━━━ THE INPUT ━━━

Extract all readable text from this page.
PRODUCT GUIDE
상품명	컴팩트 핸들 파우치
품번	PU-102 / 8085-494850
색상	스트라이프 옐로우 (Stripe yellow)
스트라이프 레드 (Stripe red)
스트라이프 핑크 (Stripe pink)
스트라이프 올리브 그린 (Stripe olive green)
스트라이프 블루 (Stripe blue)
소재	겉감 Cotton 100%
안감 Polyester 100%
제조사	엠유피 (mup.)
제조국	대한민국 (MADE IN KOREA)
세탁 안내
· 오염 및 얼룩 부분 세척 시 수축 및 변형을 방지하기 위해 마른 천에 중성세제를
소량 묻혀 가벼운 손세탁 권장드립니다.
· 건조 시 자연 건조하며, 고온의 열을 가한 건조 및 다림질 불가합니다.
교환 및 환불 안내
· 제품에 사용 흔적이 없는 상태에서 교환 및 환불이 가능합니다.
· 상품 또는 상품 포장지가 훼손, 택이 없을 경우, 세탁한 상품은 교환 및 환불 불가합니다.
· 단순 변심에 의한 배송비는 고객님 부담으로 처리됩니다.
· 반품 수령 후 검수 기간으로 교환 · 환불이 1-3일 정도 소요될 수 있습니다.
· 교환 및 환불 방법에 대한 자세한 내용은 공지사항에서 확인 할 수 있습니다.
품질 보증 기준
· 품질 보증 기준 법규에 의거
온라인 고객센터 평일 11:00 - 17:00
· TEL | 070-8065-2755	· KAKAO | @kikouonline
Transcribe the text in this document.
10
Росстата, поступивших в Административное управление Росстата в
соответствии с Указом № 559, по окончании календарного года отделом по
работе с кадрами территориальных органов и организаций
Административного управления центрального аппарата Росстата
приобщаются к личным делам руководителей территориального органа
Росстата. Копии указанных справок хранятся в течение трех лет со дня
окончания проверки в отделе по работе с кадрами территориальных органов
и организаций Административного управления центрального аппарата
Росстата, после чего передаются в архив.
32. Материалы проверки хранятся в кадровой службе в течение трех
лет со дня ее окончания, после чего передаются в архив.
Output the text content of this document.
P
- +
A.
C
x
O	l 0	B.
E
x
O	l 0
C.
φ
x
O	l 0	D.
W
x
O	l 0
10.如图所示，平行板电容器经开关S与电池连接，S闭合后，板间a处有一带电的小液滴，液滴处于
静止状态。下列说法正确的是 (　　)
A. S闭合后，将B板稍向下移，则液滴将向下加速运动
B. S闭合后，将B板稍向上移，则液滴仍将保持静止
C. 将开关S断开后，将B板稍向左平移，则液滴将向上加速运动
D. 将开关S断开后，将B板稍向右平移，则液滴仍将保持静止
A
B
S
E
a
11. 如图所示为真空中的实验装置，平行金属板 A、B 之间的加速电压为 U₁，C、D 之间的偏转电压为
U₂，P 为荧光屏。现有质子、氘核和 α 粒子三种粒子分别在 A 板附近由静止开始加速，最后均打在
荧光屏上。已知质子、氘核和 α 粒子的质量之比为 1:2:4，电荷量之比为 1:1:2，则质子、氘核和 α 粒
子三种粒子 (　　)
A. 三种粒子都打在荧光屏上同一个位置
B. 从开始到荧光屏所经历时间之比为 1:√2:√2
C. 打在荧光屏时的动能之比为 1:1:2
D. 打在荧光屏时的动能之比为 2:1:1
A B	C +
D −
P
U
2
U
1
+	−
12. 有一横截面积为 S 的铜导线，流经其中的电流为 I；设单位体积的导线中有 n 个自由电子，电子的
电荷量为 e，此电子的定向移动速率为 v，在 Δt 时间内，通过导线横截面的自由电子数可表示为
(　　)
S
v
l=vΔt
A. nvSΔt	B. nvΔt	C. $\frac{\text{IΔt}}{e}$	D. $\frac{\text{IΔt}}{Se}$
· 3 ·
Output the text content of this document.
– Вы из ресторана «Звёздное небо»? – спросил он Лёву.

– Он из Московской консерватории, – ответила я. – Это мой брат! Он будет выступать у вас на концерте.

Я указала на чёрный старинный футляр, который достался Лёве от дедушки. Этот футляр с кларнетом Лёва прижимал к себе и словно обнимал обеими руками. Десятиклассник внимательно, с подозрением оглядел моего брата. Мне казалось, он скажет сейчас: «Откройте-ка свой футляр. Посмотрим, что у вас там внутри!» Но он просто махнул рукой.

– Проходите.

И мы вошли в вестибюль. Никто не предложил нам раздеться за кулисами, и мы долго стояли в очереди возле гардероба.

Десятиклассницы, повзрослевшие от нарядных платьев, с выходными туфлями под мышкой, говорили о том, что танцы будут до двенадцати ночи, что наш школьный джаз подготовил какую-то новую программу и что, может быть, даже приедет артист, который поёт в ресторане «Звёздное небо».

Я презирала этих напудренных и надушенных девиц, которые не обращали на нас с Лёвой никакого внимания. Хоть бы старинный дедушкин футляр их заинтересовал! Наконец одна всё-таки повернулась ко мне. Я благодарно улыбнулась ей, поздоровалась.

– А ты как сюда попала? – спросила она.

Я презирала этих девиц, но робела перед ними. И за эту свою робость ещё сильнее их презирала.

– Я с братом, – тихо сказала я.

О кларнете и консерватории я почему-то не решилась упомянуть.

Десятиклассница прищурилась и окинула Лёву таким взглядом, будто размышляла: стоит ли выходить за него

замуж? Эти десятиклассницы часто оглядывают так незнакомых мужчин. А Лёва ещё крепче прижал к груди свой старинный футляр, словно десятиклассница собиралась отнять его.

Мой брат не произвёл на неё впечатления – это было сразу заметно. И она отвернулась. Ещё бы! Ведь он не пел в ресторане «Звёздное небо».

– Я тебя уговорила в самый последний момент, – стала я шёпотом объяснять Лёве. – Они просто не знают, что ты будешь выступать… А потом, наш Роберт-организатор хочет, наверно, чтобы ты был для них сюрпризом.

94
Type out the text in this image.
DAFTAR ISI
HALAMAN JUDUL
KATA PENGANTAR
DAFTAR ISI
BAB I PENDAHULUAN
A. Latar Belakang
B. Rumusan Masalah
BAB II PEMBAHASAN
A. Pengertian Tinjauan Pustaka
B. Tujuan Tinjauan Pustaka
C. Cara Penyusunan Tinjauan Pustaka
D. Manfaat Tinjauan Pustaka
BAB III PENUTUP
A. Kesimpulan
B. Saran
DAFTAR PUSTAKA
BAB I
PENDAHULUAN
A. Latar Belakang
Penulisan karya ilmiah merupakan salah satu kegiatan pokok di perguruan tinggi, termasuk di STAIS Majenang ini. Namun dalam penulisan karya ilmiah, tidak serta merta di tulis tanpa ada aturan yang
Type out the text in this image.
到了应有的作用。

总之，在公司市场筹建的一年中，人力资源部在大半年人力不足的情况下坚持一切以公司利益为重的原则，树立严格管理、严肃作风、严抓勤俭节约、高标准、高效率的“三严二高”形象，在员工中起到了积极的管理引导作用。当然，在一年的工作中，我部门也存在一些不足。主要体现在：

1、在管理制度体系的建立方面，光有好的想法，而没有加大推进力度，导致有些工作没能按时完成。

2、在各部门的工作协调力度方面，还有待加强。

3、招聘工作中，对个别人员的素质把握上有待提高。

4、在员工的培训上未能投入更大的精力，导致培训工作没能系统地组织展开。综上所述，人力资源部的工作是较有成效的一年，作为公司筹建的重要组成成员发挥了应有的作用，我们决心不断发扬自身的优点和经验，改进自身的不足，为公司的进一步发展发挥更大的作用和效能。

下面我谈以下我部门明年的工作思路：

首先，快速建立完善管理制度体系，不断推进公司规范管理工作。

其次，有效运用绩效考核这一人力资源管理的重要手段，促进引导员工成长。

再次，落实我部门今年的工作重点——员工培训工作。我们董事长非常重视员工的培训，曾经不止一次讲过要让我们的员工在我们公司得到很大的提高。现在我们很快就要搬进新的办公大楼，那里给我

━━━

> _SHORT PROBLEM_
How many of the lines above hold "хранятся"? Answer with only the number.

> _CORRECT OUTPUT_
2